## Directive
Your task is to repeat the entries word for word while leaving out the pictures.

## Extracts from a graphics dataset
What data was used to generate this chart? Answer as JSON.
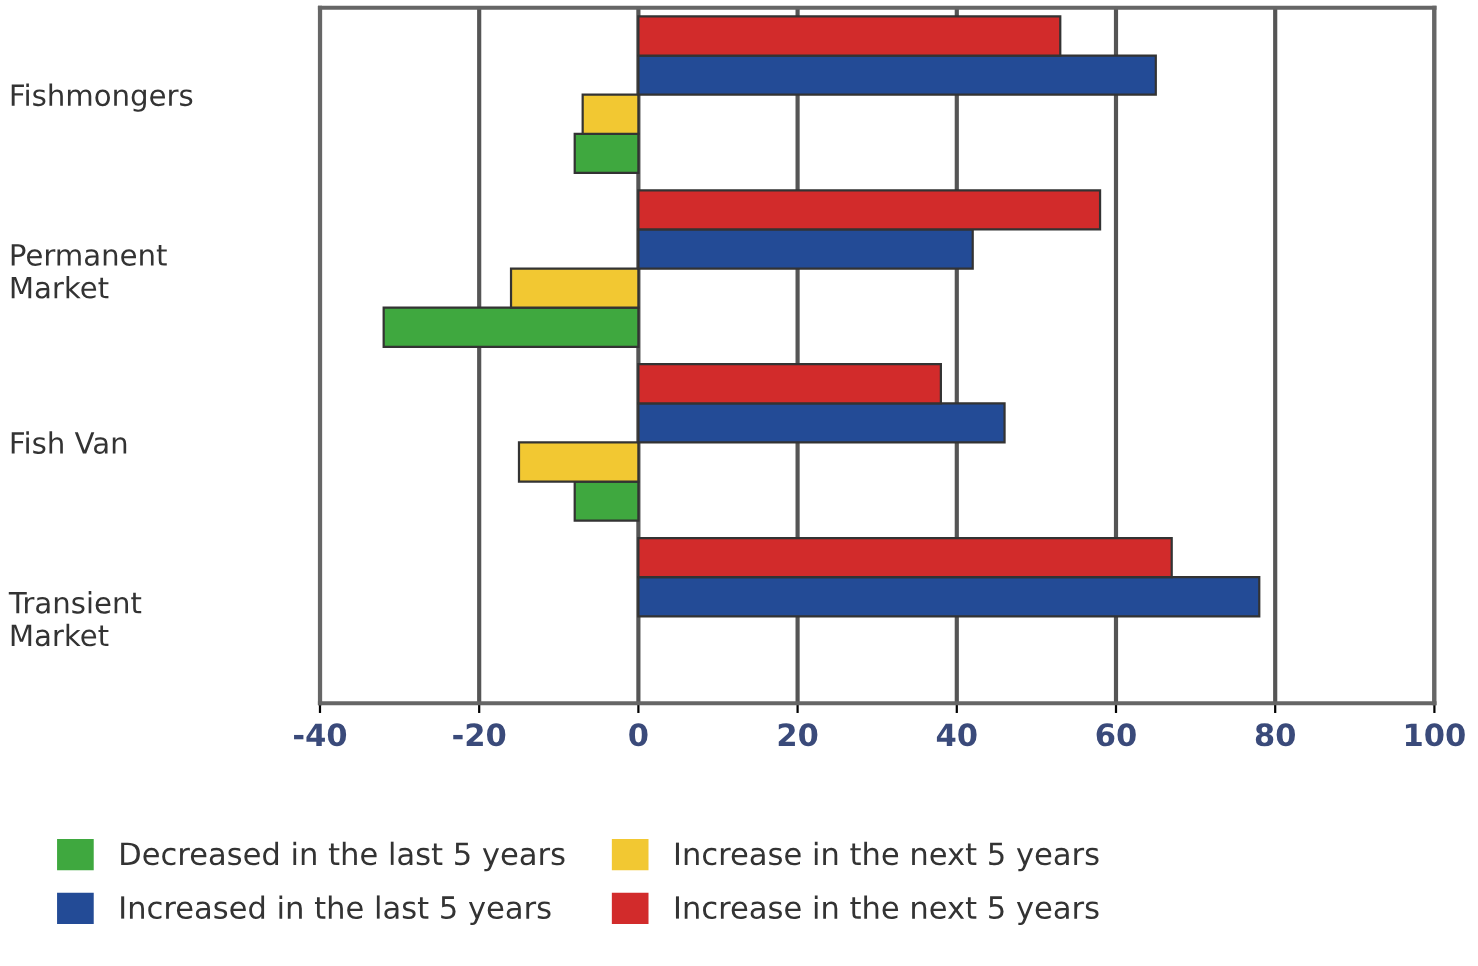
{
  "chart_data": {
    "type": "bar",
    "orientation": "horizontal",
    "categories": [
      "Fishmongers",
      "Permanent\nMarket",
      "Fish Van",
      "Transient\nMarket"
    ],
    "series": [
      {
        "name": "Decreased in the last 5 years",
        "color": "#3fa83f",
        "values": [
          -8,
          -32,
          -8,
          null
        ]
      },
      {
        "name": "Increase in the next 5 years",
        "color": "#f2c832",
        "values": [
          -7,
          -16,
          -15,
          null
        ]
      },
      {
        "name": "Increased in the last 5 years",
        "color": "#234b96",
        "values": [
          65,
          42,
          46,
          78
        ]
      },
      {
        "name": "Increase in the next 5 years",
        "color": "#d22b2b",
        "values": [
          53,
          58,
          38,
          67
        ]
      }
    ],
    "xlim": [
      -40,
      100
    ],
    "xticks": [
      -40,
      -20,
      0,
      20,
      40,
      60,
      80,
      100
    ],
    "grid": "x",
    "legend": "bottom"
  }
}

## Solution to this task
What data was used to generate this chart? Answer as JSON.
{
  "chart_data": {
    "type": "bar",
    "orientation": "horizontal",
    "categories": [
      "Fishmongers",
      "Permanent\nMarket",
      "Fish Van",
      "Transient\nMarket"
    ],
    "series": [
      {
        "name": "Decreased in the last 5 years",
        "color": "#3fa83f",
        "values": [
          -8,
          -32,
          -8,
          null
        ]
      },
      {
        "name": "Increase in the next 5 years",
        "color": "#f2c832",
        "values": [
          -7,
          -16,
          -15,
          null
        ]
      },
      {
        "name": "Increased in the last 5 years",
        "color": "#234b96",
        "values": [
          65,
          42,
          46,
          78
        ]
      },
      {
        "name": "Increase in the next 5 years",
        "color": "#d22b2b",
        "values": [
          53,
          58,
          38,
          67
        ]
      }
    ],
    "xlim": [
      -40,
      100
    ],
    "xticks": [
      -40,
      -20,
      0,
      20,
      40,
      60,
      80,
      100
    ],
    "grid": "x",
    "legend": "bottom"
  }
}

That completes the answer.